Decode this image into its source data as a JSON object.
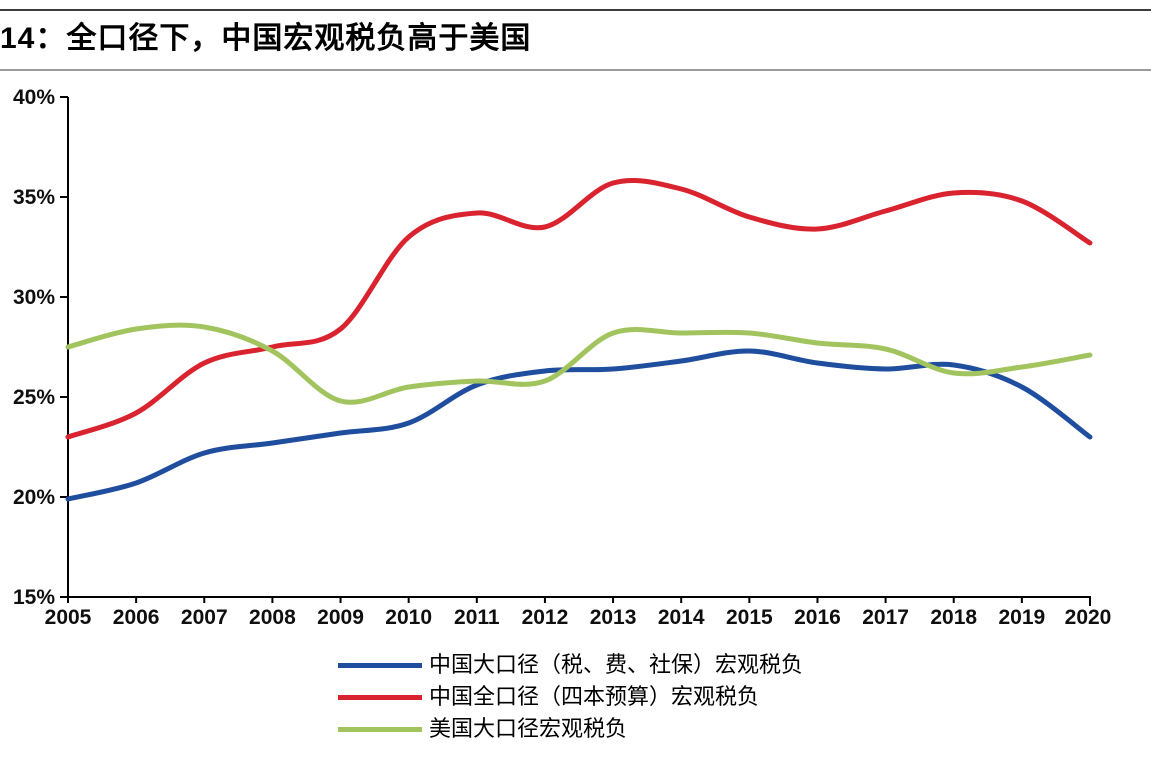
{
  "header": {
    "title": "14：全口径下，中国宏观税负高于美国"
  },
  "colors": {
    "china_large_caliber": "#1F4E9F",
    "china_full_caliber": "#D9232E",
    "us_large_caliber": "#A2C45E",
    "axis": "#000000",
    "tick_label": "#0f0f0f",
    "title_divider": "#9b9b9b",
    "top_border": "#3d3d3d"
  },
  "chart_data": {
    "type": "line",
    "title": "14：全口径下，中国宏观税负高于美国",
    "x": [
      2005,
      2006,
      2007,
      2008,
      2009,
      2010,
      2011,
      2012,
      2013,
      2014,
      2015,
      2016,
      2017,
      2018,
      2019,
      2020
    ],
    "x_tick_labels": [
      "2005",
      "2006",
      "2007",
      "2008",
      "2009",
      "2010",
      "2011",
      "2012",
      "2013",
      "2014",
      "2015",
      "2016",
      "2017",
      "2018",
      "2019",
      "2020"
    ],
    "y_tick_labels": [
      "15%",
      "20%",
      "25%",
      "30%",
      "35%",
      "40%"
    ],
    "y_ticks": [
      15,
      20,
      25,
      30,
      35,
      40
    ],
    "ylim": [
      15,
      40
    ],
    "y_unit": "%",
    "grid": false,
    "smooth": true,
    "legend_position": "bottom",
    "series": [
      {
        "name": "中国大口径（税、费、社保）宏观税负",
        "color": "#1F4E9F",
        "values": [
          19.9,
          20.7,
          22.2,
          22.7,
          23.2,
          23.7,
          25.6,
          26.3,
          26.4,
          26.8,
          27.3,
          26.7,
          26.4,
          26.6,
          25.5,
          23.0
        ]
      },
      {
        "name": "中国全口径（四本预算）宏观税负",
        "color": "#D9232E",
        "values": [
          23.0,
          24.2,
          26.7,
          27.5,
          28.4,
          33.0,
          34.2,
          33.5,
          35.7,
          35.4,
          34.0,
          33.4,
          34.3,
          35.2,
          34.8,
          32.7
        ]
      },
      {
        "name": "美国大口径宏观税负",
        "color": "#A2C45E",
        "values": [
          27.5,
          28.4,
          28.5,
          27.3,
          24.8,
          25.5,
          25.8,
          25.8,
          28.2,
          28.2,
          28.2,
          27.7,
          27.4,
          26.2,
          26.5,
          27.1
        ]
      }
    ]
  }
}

※

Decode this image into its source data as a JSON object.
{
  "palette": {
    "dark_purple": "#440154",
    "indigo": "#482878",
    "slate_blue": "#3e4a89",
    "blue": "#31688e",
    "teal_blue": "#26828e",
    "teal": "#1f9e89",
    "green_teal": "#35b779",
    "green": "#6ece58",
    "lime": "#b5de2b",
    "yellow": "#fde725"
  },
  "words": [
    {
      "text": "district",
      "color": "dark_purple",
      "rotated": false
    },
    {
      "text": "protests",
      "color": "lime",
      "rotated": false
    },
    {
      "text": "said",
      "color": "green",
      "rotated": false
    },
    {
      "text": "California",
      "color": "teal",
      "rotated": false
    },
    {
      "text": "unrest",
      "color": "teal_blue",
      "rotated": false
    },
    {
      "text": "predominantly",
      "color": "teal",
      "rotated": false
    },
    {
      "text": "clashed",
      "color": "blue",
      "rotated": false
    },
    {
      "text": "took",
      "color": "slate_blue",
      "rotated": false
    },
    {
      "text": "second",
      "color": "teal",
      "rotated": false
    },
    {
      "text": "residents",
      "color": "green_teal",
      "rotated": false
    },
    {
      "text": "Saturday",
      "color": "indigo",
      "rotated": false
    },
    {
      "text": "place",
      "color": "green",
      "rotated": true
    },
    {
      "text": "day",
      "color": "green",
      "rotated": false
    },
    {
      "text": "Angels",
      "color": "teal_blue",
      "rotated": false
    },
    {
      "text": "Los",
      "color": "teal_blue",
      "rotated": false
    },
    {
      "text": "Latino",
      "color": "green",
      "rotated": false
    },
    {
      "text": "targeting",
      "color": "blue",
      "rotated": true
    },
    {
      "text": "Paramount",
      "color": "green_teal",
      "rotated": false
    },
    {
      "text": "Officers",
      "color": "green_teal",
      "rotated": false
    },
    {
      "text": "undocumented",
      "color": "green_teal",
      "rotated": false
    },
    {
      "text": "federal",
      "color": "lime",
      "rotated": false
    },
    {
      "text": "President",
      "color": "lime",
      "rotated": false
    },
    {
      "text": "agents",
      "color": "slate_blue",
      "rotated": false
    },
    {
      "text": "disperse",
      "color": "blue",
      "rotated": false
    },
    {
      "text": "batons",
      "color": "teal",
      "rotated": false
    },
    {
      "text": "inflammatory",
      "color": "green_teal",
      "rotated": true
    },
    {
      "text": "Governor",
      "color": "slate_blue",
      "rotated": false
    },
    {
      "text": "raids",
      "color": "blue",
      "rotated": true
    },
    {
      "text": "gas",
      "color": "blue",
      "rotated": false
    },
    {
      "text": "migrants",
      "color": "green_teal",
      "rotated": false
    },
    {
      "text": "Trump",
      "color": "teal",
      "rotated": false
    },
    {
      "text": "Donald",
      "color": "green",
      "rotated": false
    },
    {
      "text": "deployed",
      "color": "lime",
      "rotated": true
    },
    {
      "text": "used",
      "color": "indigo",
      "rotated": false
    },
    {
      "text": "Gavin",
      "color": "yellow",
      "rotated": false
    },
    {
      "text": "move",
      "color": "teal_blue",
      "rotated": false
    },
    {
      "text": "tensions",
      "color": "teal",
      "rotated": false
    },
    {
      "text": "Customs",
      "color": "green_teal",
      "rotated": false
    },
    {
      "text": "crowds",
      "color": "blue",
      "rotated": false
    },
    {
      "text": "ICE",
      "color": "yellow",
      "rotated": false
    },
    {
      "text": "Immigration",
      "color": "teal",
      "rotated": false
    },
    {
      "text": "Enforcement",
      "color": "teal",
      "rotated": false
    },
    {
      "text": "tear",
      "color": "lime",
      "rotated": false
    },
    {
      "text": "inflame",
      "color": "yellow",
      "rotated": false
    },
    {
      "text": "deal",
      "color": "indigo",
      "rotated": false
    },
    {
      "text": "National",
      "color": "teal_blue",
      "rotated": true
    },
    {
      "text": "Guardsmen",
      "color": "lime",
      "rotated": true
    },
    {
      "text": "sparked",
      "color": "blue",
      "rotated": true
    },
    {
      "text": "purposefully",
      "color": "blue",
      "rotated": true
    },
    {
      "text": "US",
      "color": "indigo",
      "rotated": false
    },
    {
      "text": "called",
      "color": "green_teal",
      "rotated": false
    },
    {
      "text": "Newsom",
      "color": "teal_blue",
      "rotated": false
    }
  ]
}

※

* _TASK DESCRIPTION_
Give the count of lines holding the word "全口径下" and nothing more.

* _REPLY_
2